▸ Description of the task: Each line containing the word "उपशमच" must be collected.

▸ Record list:
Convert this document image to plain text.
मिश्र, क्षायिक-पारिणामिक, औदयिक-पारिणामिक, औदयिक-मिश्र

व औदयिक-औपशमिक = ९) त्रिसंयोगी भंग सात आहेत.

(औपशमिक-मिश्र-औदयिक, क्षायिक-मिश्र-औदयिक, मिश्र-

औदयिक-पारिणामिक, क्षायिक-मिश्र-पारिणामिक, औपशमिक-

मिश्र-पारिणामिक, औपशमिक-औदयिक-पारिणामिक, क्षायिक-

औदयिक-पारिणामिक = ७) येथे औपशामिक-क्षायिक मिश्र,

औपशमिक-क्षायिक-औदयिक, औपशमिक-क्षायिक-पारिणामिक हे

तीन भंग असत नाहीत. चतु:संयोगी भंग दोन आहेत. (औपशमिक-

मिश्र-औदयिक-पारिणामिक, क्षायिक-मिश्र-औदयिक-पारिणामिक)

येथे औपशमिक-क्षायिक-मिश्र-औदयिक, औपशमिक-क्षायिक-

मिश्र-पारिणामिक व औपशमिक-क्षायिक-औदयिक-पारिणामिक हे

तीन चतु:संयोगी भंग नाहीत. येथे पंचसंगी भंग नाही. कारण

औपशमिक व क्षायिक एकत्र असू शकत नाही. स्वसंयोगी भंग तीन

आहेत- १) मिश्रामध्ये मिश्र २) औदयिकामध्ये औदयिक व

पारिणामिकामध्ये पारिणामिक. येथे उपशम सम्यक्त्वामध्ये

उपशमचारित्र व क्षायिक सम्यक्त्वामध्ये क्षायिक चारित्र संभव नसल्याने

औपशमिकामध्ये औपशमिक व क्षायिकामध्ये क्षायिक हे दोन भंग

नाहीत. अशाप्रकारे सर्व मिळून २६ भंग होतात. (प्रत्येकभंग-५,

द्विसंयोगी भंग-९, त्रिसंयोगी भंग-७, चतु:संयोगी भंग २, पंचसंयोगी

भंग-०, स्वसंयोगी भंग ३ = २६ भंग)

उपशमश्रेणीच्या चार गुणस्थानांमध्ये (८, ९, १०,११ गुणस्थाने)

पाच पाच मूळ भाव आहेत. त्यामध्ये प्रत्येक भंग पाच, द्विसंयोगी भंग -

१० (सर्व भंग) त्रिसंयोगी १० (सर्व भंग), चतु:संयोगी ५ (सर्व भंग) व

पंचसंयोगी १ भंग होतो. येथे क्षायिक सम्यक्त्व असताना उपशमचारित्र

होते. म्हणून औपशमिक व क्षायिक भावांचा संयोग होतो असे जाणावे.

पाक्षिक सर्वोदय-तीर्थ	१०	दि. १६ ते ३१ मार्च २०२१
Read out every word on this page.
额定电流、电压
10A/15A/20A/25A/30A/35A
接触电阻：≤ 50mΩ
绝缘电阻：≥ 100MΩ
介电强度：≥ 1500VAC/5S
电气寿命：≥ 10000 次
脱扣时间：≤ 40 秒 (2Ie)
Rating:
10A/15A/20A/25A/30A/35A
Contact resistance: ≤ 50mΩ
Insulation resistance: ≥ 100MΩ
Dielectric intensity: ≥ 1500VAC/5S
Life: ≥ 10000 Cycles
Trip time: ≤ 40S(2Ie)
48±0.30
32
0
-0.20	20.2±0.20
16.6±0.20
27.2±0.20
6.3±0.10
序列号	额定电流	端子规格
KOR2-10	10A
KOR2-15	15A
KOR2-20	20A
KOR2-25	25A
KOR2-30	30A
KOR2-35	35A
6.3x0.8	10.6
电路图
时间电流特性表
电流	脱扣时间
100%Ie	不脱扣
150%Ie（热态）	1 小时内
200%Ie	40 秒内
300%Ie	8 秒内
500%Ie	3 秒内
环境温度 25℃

▸ The solution:
उपशमचारित्र व क्षायिक सम्यक्त्वामध्ये क्षायिक चारित्र संभव नसल्याने
पंचसंयोगी १ भंग होतो. येथे क्षायिक सम्यक्त्व असताना उपशमचारित्र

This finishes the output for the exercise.